* **Directive**
All lines holding the string "text" are to be shown.

Task input start

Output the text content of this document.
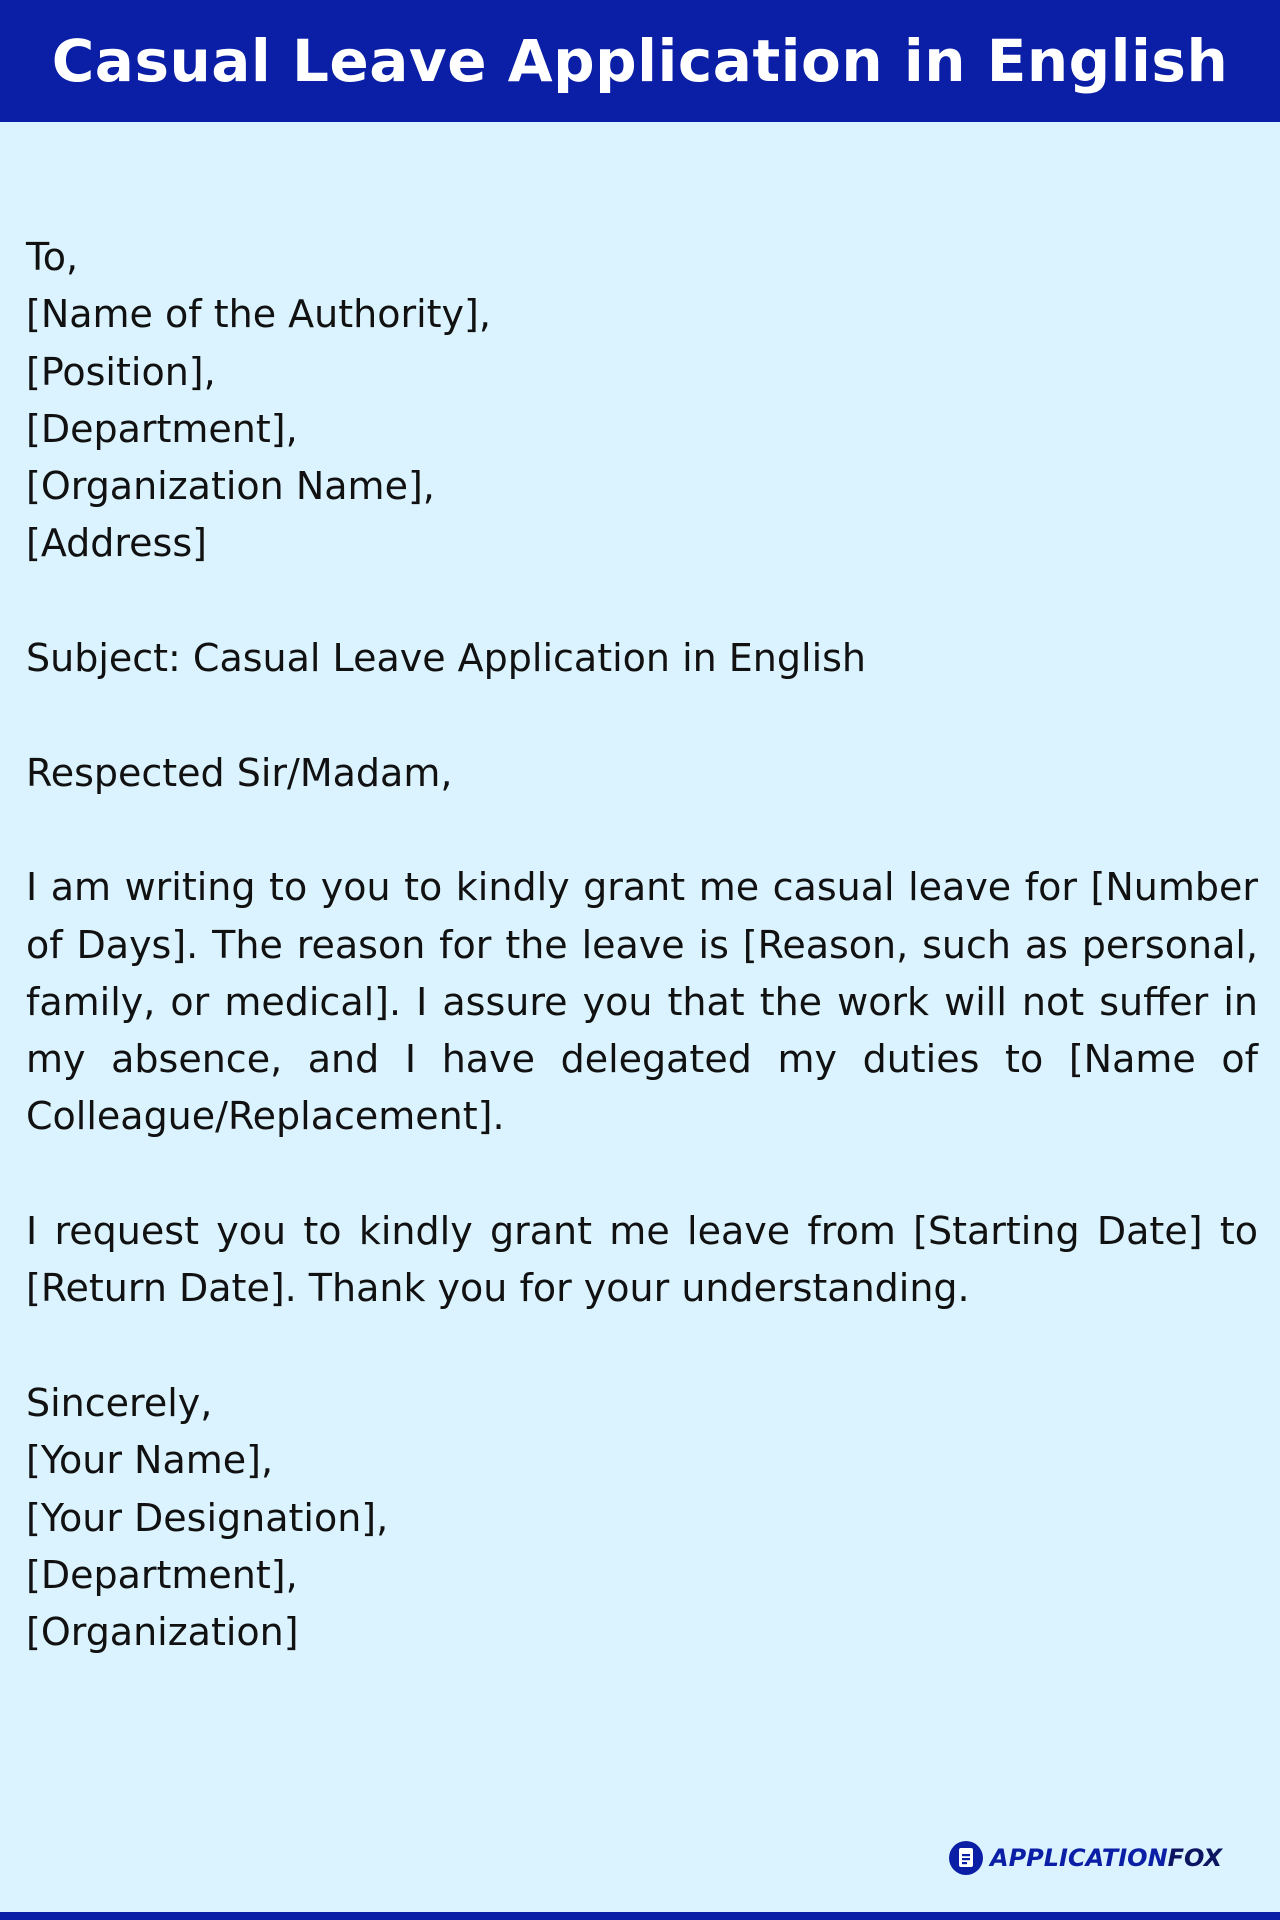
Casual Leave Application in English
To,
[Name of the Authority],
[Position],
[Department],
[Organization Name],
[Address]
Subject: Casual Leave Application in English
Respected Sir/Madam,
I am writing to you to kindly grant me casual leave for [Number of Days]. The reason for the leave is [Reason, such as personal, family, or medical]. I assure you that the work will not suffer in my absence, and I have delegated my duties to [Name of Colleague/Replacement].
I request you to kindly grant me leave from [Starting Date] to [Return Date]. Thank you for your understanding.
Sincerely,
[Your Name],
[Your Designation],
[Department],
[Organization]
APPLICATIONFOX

Task input end
Task input start

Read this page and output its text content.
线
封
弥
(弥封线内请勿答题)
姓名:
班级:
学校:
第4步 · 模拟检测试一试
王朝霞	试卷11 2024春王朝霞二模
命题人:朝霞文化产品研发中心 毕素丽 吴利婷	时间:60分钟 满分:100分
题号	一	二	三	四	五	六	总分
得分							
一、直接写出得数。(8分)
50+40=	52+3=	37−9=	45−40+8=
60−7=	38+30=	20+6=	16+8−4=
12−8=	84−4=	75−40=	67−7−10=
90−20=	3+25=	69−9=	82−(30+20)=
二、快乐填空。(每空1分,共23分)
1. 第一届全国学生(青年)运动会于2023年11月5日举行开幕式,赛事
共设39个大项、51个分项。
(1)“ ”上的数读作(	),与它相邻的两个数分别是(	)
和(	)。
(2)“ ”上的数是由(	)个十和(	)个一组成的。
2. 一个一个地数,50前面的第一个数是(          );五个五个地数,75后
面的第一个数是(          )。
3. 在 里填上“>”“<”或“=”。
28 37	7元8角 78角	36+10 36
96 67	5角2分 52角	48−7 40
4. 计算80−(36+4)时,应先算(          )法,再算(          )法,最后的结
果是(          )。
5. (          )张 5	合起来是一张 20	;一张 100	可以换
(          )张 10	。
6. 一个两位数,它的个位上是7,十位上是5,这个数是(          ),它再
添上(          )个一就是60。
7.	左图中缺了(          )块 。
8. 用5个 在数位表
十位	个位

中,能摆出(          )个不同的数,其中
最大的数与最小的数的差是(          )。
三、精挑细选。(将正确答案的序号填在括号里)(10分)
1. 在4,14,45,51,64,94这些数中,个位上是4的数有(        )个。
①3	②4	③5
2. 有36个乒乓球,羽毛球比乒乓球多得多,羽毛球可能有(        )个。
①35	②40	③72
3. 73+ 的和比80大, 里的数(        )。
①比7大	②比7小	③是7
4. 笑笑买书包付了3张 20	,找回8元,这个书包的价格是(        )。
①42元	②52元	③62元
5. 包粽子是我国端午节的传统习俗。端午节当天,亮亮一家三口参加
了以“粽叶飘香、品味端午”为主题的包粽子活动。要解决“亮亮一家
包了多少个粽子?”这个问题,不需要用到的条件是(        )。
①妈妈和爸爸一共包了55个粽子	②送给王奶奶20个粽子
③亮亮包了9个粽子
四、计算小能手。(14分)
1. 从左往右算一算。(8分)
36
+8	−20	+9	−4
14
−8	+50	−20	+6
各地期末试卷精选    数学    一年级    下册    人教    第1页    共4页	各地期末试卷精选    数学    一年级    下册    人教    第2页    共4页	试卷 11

Task input end

* **Response for this exercise**
Output the text content of this document.
Read this page and output its text content.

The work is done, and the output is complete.